__WHAT YOU HAVE TO DO__. Retype the listing from the line with "Detect and localize" up to and including the line with "symbol-label: AUDJPY,H1 [8, 6, 56, 16]", leaving out the pictures.

— START DATA FOR PROCESSING —

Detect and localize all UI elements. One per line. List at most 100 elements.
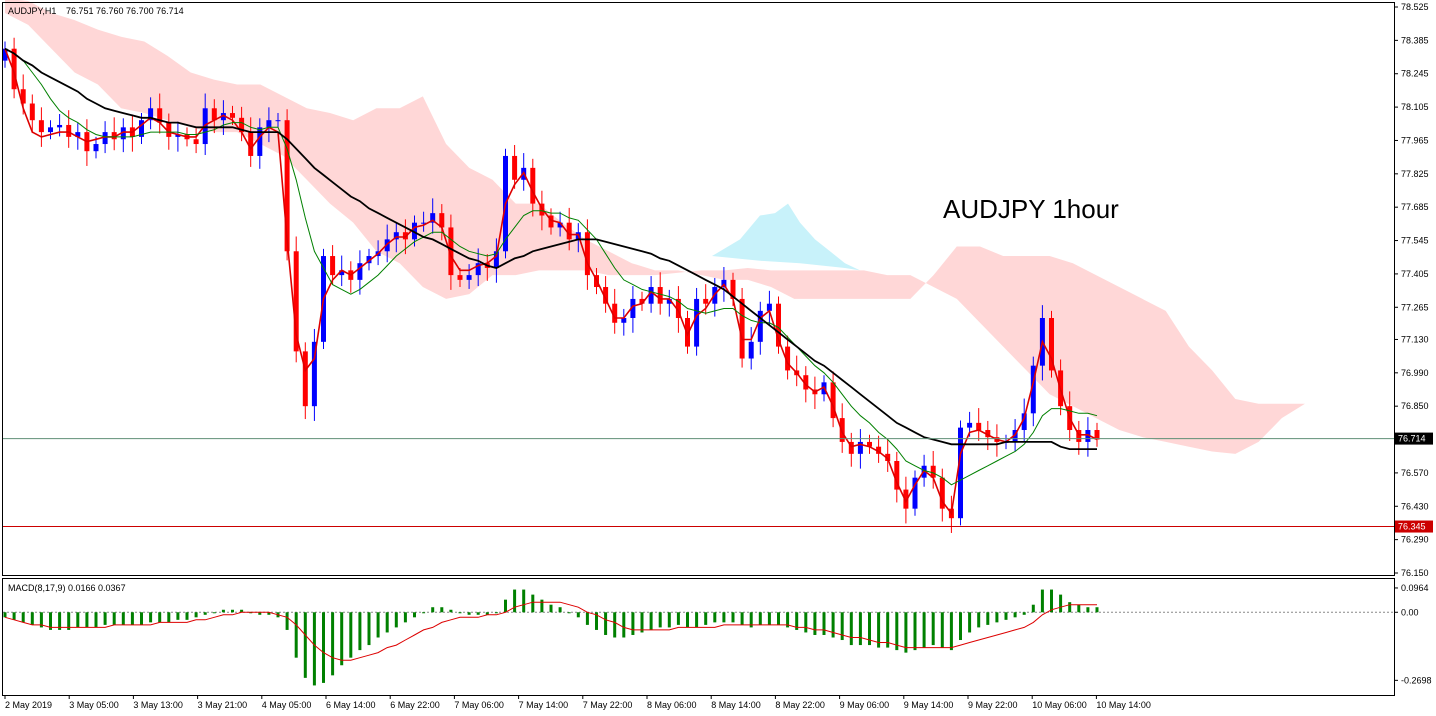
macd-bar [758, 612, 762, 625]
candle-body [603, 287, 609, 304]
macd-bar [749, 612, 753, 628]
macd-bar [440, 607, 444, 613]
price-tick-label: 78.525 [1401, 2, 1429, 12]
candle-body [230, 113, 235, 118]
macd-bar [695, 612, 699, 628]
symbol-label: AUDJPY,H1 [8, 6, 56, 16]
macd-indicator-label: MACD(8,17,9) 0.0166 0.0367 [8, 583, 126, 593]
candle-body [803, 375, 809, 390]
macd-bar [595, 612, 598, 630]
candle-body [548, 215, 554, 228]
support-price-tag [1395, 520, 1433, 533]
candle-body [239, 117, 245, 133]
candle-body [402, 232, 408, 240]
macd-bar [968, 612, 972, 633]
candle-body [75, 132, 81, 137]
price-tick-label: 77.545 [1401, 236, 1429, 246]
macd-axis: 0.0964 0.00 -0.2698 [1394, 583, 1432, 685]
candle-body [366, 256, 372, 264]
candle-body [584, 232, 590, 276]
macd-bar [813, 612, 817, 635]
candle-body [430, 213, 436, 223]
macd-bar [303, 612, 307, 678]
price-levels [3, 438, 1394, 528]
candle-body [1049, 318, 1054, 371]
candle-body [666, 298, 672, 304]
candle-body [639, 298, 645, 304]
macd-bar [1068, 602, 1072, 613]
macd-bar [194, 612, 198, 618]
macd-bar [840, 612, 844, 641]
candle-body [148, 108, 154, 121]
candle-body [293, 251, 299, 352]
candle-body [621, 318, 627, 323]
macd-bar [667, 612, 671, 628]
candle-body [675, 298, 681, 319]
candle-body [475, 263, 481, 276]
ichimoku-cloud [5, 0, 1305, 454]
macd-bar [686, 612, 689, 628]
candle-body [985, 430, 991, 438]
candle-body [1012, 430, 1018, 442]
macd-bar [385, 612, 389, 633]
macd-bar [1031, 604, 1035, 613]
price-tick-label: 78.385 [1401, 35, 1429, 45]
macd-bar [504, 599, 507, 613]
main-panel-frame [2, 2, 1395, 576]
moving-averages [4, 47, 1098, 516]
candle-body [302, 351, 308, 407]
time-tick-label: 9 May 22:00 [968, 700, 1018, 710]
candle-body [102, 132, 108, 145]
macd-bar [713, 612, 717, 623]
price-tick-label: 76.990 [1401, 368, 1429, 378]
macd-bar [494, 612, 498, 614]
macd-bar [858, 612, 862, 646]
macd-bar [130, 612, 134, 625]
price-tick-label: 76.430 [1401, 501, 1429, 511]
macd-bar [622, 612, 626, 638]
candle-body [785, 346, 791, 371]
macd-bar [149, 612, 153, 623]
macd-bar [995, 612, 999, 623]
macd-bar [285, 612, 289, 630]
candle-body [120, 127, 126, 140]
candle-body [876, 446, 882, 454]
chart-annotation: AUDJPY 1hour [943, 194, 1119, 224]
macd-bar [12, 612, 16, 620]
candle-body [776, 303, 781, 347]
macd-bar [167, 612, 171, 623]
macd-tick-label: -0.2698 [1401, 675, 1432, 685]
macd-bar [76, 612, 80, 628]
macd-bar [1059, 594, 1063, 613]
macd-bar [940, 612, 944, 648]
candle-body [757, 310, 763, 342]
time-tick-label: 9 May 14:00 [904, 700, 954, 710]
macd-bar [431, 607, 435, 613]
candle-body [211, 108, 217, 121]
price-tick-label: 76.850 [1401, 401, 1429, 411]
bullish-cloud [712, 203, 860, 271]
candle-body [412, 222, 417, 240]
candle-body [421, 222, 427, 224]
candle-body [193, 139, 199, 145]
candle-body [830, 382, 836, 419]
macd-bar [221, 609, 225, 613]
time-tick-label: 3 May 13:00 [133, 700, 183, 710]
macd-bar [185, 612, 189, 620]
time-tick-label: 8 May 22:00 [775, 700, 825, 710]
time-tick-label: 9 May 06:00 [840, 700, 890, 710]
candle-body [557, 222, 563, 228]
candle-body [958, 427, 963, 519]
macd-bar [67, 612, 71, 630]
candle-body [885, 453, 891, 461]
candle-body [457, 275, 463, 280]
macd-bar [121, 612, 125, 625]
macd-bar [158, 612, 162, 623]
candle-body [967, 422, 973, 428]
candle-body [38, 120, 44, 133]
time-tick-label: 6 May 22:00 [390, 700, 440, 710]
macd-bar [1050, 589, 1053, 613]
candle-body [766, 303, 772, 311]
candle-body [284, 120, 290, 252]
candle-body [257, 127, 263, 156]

— END DATA FOR PROCESSING —
— START DATA FOR PROCESSING —

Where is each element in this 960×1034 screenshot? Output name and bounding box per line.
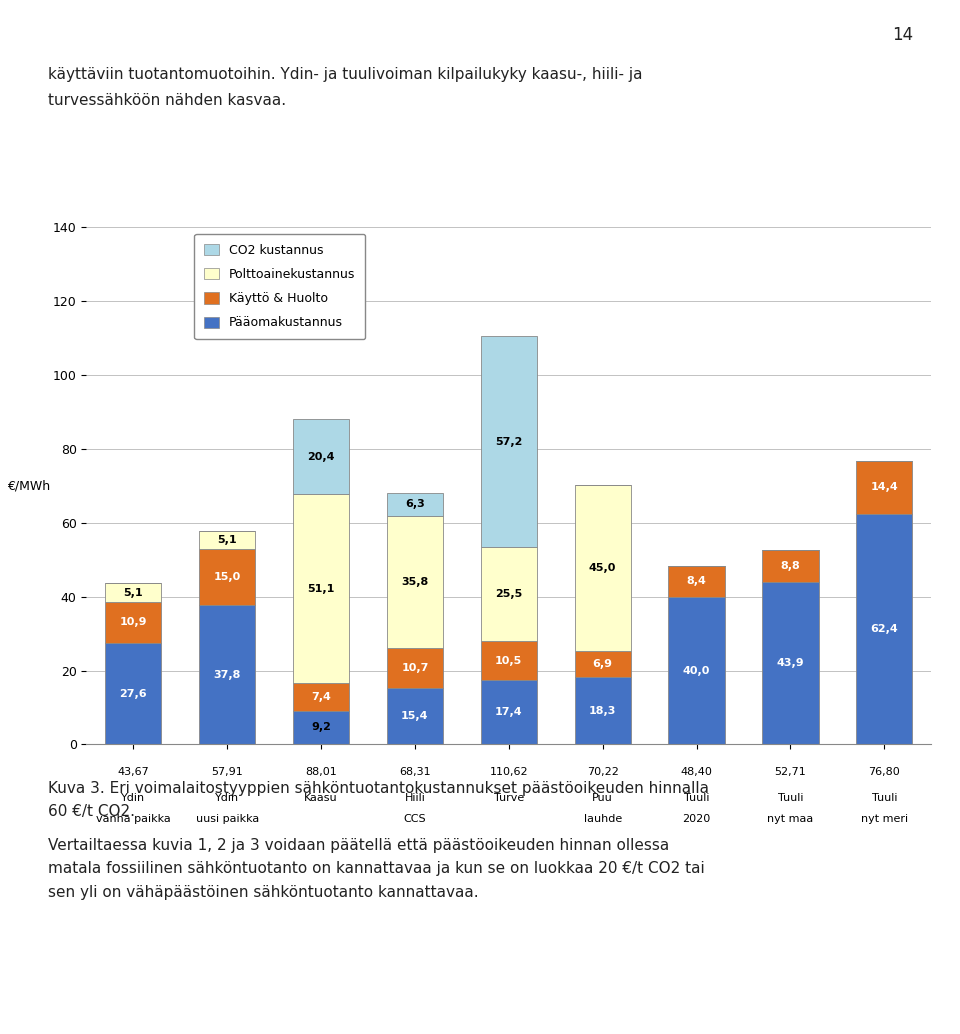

— END DATA FOR PROCESSING —

__TASK OUTPUT__.
Detect and localize all UI elements. One per line. List at most 100 elements.
macd-bar [758, 612, 762, 625]
candle-body [603, 287, 609, 304]
macd-bar [749, 612, 753, 628]
macd-bar [440, 607, 444, 613]
price-tick-label: 78.525 [1401, 2, 1429, 12]
candle-body [230, 113, 235, 118]
macd-bar [695, 612, 699, 628]
symbol-label: AUDJPY,H1 [8, 6, 56, 16]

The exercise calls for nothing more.